__TASK INPUT__:
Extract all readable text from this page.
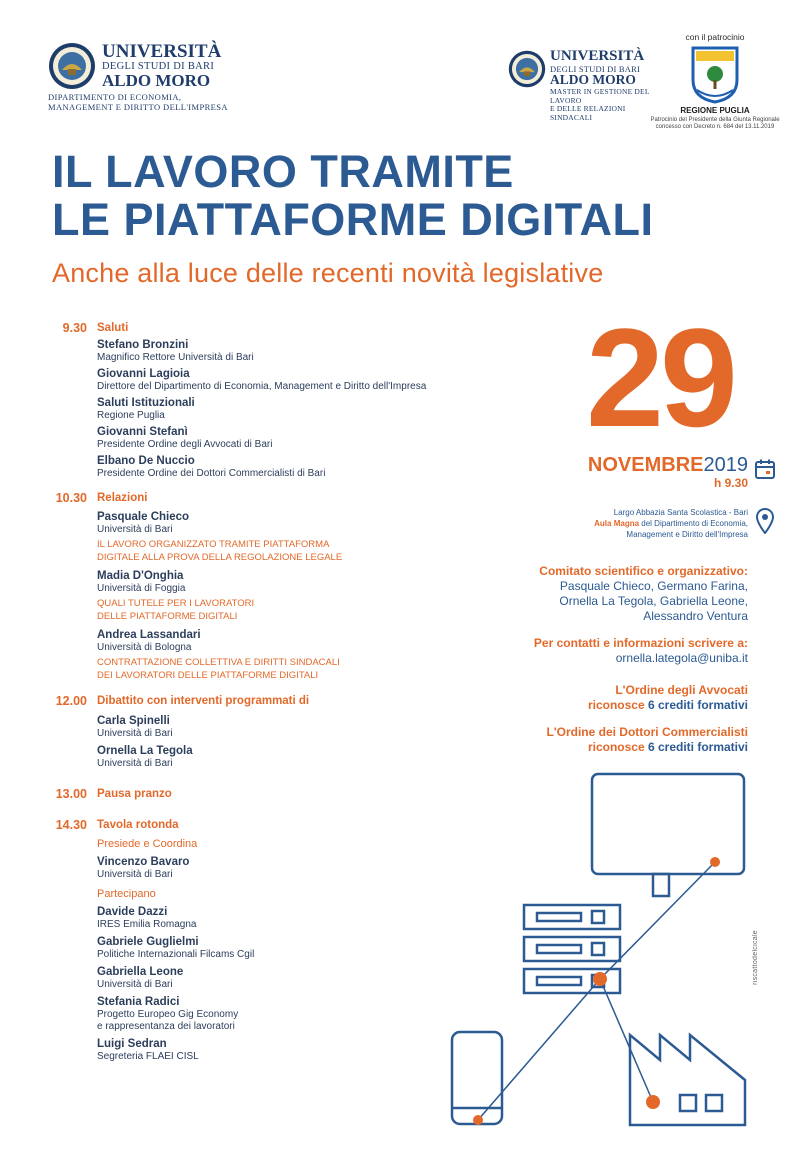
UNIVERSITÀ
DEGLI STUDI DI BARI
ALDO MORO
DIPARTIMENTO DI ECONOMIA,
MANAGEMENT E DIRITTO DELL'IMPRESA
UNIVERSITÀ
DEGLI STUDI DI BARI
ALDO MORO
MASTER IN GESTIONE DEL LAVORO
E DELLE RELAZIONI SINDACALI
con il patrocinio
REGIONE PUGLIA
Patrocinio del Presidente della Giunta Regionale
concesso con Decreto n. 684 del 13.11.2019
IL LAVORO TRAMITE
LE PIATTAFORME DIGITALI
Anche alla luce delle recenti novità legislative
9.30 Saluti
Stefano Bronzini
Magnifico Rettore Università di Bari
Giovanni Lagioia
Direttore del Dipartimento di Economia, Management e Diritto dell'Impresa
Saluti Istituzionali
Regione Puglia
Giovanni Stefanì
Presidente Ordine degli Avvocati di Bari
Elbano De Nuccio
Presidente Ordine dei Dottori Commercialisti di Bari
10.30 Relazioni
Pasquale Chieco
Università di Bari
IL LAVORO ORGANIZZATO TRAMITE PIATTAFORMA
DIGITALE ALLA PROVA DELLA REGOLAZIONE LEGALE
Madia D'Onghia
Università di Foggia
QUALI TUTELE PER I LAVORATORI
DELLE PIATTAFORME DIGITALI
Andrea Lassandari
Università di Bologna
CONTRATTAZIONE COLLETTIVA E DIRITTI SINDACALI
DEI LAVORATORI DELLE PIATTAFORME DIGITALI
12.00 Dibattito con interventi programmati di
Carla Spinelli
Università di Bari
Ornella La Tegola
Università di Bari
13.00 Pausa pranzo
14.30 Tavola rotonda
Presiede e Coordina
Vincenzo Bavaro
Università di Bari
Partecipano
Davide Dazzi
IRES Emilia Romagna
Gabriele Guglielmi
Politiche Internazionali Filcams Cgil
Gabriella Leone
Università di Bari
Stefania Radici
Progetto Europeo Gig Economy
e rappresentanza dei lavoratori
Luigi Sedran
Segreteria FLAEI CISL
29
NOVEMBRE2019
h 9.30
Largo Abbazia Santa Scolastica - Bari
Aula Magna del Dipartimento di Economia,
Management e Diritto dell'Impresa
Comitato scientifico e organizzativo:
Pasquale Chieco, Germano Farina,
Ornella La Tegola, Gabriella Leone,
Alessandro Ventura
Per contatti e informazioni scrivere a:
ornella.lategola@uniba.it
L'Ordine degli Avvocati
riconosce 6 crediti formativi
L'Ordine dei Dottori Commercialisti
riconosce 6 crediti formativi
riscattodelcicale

---

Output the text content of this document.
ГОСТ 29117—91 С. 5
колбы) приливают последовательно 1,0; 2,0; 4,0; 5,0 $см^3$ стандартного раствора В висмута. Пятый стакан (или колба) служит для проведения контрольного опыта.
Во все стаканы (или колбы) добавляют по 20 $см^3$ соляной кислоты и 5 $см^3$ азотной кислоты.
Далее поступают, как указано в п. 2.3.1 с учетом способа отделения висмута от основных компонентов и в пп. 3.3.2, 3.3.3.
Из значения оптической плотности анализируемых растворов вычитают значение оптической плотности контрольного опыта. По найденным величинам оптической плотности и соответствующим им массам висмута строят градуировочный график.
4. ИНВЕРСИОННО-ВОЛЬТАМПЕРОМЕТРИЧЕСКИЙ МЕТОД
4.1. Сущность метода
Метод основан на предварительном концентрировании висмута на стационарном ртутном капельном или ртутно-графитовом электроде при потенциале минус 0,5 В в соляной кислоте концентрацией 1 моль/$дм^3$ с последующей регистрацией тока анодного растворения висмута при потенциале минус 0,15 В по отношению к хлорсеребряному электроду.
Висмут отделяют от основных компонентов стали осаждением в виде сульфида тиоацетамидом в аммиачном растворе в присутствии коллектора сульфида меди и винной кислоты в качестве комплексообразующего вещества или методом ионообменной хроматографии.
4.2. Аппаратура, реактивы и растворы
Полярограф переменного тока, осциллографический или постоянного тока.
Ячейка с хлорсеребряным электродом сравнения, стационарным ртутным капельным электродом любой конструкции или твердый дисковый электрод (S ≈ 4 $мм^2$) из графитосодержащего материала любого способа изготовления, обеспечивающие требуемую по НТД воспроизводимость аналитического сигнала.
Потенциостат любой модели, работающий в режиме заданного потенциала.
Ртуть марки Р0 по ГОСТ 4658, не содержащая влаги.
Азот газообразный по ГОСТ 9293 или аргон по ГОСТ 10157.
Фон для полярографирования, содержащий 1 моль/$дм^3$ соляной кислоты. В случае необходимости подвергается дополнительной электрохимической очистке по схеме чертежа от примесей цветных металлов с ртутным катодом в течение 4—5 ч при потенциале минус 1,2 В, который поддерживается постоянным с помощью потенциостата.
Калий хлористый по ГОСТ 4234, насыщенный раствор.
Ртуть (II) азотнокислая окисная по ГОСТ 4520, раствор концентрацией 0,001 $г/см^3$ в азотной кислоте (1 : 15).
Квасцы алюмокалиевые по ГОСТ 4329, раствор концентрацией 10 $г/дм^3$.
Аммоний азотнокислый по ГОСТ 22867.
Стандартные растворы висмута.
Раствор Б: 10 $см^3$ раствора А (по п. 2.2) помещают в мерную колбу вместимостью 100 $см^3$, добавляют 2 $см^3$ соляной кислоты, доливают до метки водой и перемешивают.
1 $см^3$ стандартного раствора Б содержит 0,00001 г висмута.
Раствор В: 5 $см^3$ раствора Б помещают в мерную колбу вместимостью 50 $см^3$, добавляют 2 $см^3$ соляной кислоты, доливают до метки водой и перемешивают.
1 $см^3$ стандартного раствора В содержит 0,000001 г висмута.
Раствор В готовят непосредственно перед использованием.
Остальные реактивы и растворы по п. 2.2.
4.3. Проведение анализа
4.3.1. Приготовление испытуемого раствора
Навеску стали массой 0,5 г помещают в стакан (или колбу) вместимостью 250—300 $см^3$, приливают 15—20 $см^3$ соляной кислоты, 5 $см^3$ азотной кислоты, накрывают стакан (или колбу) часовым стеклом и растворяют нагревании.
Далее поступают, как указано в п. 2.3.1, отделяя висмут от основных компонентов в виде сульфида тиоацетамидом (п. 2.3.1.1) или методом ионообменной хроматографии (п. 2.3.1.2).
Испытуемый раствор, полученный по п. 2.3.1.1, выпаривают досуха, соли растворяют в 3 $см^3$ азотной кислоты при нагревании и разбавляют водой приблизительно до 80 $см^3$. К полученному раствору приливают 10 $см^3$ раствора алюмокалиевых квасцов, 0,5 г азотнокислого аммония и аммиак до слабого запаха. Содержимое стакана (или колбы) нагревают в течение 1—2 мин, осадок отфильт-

__YOUR INSTRUCTIONS__: Read through the entries and copy every line that includes "доливают".

__EXERCISE OUTPUT__:
Раствор Б: 10 $см^3$ раствора А (по п. 2.2) помещают в мерную колбу вместимостью 100 $см^3$, добавляют 2 $см^3$ соляной кислоты, доливают до метки водой и перемешивают.
Раствор В: 5 $см^3$ раствора Б помещают в мерную колбу вместимостью 50 $см^3$, добавляют 2 $см^3$ соляной кислоты, доливают до метки водой и перемешивают.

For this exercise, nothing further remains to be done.